(Stored records)
• • •
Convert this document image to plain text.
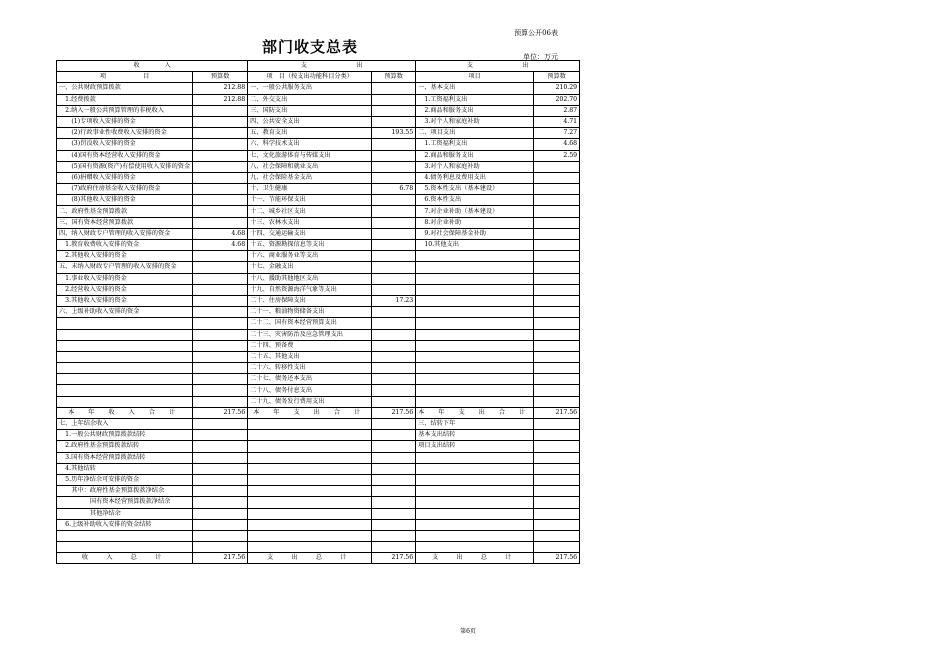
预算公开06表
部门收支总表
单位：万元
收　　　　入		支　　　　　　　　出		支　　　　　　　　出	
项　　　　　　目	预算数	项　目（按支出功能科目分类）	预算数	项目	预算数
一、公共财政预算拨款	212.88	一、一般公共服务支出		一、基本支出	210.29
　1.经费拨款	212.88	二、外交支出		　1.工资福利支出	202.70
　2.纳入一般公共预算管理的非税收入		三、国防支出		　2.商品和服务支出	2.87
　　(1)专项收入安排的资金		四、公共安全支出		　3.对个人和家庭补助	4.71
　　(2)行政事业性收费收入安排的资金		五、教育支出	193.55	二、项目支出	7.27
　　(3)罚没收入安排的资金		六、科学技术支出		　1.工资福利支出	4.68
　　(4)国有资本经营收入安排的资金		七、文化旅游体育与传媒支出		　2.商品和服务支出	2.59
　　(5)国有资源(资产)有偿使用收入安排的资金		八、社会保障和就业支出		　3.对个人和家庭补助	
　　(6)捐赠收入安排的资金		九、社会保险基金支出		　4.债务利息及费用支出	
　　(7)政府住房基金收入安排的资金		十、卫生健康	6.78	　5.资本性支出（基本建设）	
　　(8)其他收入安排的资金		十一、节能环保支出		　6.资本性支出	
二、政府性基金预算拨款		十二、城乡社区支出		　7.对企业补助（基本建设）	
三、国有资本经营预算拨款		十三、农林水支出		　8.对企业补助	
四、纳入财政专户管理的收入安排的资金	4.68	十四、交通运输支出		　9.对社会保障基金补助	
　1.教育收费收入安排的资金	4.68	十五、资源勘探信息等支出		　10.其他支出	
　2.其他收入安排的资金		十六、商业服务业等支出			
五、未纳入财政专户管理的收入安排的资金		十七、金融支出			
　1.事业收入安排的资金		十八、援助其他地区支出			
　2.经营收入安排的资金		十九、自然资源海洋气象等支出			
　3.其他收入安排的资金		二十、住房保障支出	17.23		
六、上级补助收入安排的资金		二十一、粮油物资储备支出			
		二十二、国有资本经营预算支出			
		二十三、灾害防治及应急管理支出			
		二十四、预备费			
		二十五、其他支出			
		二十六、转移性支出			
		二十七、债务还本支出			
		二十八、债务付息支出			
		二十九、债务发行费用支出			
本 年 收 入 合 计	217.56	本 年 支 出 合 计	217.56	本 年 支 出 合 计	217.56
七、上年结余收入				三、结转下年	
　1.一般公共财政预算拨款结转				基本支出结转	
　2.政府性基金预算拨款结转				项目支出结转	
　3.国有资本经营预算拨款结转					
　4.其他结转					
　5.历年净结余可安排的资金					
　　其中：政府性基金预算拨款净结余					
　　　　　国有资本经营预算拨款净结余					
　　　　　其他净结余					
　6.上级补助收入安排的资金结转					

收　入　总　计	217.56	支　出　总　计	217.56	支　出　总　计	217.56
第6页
• • •
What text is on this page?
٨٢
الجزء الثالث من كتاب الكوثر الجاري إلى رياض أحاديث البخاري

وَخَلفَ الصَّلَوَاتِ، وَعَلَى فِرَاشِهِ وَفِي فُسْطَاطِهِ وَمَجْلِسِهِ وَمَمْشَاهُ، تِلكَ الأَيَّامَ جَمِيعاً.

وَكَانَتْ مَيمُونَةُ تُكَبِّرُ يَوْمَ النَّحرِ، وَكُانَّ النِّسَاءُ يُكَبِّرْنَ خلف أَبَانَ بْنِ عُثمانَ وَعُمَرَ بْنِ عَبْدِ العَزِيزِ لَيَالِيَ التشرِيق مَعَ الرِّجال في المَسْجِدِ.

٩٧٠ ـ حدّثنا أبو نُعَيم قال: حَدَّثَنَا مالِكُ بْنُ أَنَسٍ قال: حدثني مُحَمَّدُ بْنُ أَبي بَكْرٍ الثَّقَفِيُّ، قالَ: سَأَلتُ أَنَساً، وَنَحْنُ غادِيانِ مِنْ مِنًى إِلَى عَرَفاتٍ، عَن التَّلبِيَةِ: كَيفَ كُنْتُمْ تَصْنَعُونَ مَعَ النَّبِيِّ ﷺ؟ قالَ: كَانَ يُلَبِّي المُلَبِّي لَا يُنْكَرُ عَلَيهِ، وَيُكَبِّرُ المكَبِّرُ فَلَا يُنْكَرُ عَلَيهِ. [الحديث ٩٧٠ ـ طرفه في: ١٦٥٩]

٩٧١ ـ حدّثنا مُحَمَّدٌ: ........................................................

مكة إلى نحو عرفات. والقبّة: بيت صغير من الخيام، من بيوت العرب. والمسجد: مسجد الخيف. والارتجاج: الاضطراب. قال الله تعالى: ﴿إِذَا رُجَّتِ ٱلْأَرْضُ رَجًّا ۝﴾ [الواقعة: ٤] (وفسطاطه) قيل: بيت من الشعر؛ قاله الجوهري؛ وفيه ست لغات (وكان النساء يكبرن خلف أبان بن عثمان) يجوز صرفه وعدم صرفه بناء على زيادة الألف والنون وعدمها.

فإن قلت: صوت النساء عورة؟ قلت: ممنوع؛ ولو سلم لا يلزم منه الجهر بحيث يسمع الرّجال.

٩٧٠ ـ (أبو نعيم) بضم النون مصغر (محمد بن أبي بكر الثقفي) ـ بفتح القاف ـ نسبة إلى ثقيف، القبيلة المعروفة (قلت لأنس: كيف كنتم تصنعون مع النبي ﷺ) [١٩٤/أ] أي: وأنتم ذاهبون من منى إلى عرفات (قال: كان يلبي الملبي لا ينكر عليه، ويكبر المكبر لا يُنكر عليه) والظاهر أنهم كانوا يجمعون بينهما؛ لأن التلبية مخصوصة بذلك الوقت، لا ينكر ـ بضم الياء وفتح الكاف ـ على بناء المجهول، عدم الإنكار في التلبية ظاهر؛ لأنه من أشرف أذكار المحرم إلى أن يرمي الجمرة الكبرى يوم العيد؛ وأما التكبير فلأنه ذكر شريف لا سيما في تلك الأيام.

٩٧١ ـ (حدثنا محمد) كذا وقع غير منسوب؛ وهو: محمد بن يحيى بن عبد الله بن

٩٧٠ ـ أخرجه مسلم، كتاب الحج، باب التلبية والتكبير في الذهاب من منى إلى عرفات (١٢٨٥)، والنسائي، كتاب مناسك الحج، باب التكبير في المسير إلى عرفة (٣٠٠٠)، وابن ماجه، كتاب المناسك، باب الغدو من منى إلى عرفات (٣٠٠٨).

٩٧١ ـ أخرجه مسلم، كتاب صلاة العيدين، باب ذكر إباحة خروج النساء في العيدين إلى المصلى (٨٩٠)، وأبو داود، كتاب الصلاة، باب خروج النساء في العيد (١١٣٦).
• • •
[GIVEN INSTRUCTION] Show the lines of the records that contain the word "text".

[TASK RESULT]
Convert this document image to plain text.
What text is on this page?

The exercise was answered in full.